» WHAT YOU SHOULD DO:
Produce a verbatim copy of the entries listed below.

» SUPPLIED DATA:
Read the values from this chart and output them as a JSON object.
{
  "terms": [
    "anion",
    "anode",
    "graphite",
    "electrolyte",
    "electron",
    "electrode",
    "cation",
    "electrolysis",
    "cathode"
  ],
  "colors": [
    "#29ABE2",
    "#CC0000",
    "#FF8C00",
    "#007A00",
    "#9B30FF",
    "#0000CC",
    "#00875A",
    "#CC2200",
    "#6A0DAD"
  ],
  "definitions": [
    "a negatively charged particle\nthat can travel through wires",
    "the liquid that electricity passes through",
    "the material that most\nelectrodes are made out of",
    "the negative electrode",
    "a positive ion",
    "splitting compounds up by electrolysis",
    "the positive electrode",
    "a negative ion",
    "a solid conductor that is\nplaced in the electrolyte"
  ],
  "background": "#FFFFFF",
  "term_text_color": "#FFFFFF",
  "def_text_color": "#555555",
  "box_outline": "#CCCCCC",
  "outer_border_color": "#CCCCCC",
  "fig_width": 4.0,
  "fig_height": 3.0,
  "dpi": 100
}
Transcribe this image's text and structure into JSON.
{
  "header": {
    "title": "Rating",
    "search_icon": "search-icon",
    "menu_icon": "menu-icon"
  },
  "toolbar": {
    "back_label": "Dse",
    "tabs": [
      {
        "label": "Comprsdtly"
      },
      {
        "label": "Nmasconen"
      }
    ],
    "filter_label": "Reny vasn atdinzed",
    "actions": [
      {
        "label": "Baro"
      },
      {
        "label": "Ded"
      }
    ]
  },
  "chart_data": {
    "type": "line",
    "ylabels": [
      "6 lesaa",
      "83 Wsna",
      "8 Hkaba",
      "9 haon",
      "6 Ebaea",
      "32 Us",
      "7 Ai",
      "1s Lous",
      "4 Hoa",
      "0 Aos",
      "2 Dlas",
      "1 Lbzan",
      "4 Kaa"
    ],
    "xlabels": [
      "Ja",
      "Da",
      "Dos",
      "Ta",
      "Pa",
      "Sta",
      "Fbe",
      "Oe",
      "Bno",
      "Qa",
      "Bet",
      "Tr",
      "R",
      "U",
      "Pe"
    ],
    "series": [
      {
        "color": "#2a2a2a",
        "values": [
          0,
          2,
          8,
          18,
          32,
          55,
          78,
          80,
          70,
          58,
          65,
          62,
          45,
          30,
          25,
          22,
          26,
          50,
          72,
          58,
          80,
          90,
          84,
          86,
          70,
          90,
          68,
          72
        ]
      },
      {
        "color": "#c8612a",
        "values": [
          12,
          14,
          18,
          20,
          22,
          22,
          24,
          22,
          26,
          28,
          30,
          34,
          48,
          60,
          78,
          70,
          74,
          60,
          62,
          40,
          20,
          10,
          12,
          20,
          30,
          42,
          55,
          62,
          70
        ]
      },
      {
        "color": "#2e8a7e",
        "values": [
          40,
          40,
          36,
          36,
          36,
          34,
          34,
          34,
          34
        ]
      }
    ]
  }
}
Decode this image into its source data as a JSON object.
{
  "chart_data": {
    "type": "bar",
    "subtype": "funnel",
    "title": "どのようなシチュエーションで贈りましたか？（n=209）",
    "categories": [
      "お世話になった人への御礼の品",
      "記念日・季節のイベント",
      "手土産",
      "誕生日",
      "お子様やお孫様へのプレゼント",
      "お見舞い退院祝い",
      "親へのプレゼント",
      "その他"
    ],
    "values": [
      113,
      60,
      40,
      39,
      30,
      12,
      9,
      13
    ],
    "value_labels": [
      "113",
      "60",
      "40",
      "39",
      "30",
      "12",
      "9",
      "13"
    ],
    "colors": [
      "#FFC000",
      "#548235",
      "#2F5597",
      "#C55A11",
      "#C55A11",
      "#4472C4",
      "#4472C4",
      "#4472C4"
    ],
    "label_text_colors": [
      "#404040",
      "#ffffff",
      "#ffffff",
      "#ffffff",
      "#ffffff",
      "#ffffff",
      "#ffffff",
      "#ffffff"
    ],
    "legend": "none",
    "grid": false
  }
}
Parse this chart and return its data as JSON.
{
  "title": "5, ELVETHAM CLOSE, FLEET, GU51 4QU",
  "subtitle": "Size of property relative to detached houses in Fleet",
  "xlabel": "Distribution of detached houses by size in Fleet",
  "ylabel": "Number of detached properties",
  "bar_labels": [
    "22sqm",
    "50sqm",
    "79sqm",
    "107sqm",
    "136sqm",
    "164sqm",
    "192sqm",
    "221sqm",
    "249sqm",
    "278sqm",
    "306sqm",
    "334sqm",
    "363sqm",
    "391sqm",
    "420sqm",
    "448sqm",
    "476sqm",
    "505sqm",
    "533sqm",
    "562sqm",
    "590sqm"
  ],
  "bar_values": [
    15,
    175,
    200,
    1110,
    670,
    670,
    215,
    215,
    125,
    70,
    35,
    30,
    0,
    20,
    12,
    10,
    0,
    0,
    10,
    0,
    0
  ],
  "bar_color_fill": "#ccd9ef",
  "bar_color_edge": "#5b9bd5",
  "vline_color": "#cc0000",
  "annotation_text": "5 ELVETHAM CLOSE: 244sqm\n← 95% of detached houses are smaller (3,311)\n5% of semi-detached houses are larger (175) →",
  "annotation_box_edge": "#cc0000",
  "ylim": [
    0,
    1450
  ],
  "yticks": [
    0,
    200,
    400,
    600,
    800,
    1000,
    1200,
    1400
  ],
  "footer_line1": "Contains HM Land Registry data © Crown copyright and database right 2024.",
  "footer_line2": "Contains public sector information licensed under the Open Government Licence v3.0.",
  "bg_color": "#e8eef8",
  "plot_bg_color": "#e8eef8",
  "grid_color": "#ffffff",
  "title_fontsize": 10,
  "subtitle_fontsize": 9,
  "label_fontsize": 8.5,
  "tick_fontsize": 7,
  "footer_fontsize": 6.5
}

» EXERCISE RESULT:
Read the values from this chart and output them as a JSON object.
{
  "terms": [
    "anion",
    "anode",
    "graphite",
    "electrolyte",
    "electron",
    "electrode",
    "cation",
    "electrolysis",
    "cathode"
  ],
  "colors": [
    "#29ABE2",
    "#CC0000",
    "#FF8C00",
    "#007A00",
    "#9B30FF",
    "#0000CC",
    "#00875A",
    "#CC2200",
    "#6A0DAD"
  ],
  "definitions": [
    "a negatively charged particle\nthat can travel through wires",
    "the liquid that electricity passes through",
    "the material that most\nelectrodes are made out of",
    "the negative electrode",
    "a positive ion",
    "splitting compounds up by electrolysis",
    "the positive electrode",
    "a negative ion",
    "a solid conductor that is\nplaced in the electrolyte"
  ],
  "background": "#FFFFFF",
  "term_text_color": "#FFFFFF",
  "def_text_color": "#555555",
  "box_outline": "#CCCCCC",
  "outer_border_color": "#CCCCCC",
  "fig_width": 4.0,
  "fig_height": 3.0,
  "dpi": 100
}
Transcribe this image's text and structure into JSON.
{
  "header": {
    "title": "Rating",
    "search_icon": "search-icon",
    "menu_icon": "menu-icon"
  },
  "toolbar": {
    "back_label": "Dse",
    "tabs": [
      {
        "label": "Comprsdtly"
      },
      {
        "label": "Nmasconen"
      }
    ],
    "filter_label": "Reny vasn atdinzed",
    "actions": [
      {
        "label": "Baro"
      },
      {
        "label": "Ded"
      }
    ]
  },
  "chart_data": {
    "type": "line",
    "ylabels": [
      "6 lesaa",
      "83 Wsna",
      "8 Hkaba",
      "9 haon",
      "6 Ebaea",
      "32 Us",
      "7 Ai",
      "1s Lous",
      "4 Hoa",
      "0 Aos",
      "2 Dlas",
      "1 Lbzan",
      "4 Kaa"
    ],
    "xlabels": [
      "Ja",
      "Da",
      "Dos",
      "Ta",
      "Pa",
      "Sta",
      "Fbe",
      "Oe",
      "Bno",
      "Qa",
      "Bet",
      "Tr",
      "R",
      "U",
      "Pe"
    ],
    "series": [
      {
        "color": "#2a2a2a",
        "values": [
          0,
          2,
          8,
          18,
          32,
          55,
          78,
          80,
          70,
          58,
          65,
          62,
          45,
          30,
          25,
          22,
          26,
          50,
          72,
          58,
          80,
          90,
          84,
          86,
          70,
          90,
          68,
          72
        ]
      },
      {
        "color": "#c8612a",
        "values": [
          12,
          14,
          18,
          20,
          22,
          22,
          24,
          22,
          26,
          28,
          30,
          34,
          48,
          60,
          78,
          70,
          74,
          60,
          62,
          40,
          20,
          10,
          12,
          20,
          30,
          42,
          55,
          62,
          70
        ]
      },
      {
        "color": "#2e8a7e",
        "values": [
          40,
          40,
          36,
          36,
          36,
          34,
          34,
          34,
          34
        ]
      }
    ]
  }
}
Decode this image into its source data as a JSON object.
{
  "chart_data": {
    "type": "bar",
    "subtype": "funnel",
    "title": "どのようなシチュエーションで贈りましたか？（n=209）",
    "categories": [
      "お世話になった人への御礼の品",
      "記念日・季節のイベント",
      "手土産",
      "誕生日",
      "お子様やお孫様へのプレゼント",
      "お見舞い退院祝い",
      "親へのプレゼント",
      "その他"
    ],
    "values": [
      113,
      60,
      40,
      39,
      30,
      12,
      9,
      13
    ],
    "value_labels": [
      "113",
      "60",
      "40",
      "39",
      "30",
      "12",
      "9",
      "13"
    ],
    "colors": [
      "#FFC000",
      "#548235",
      "#2F5597",
      "#C55A11",
      "#C55A11",
      "#4472C4",
      "#4472C4",
      "#4472C4"
    ],
    "label_text_colors": [
      "#404040",
      "#ffffff",
      "#ffffff",
      "#ffffff",
      "#ffffff",
      "#ffffff",
      "#ffffff",
      "#ffffff"
    ],
    "legend": "none",
    "grid": false
  }
}
Parse this chart and return its data as JSON.
{
  "title": "5, ELVETHAM CLOSE, FLEET, GU51 4QU",
  "subtitle": "Size of property relative to detached houses in Fleet",
  "xlabel": "Distribution of detached houses by size in Fleet",
  "ylabel": "Number of detached properties",
  "bar_labels": [
    "22sqm",
    "50sqm",
    "79sqm",
    "107sqm",
    "136sqm",
    "164sqm",
    "192sqm",
    "221sqm",
    "249sqm",
    "278sqm",
    "306sqm",
    "334sqm",
    "363sqm",
    "391sqm",
    "420sqm",
    "448sqm",
    "476sqm",
    "505sqm",
    "533sqm",
    "562sqm",
    "590sqm"
  ],
  "bar_values": [
    15,
    175,
    200,
    1110,
    670,
    670,
    215,
    215,
    125,
    70,
    35,
    30,
    0,
    20,
    12,
    10,
    0,
    0,
    10,
    0,
    0
  ],
  "bar_color_fill": "#ccd9ef",
  "bar_color_edge": "#5b9bd5",
  "vline_color": "#cc0000",
  "annotation_text": "5 ELVETHAM CLOSE: 244sqm\n← 95% of detached houses are smaller (3,311)\n5% of semi-detached houses are larger (175) →",
  "annotation_box_edge": "#cc0000",
  "ylim": [
    0,
    1450
  ],
  "yticks": [
    0,
    200,
    400,
    600,
    800,
    1000,
    1200,
    1400
  ],
  "footer_line1": "Contains HM Land Registry data © Crown copyright and database right 2024.",
  "footer_line2": "Contains public sector information licensed under the Open Government Licence v3.0.",
  "bg_color": "#e8eef8",
  "plot_bg_color": "#e8eef8",
  "grid_color": "#ffffff",
  "title_fontsize": 10,
  "subtitle_fontsize": 9,
  "label_fontsize": 8.5,
  "tick_fontsize": 7,
  "footer_fontsize": 6.5
}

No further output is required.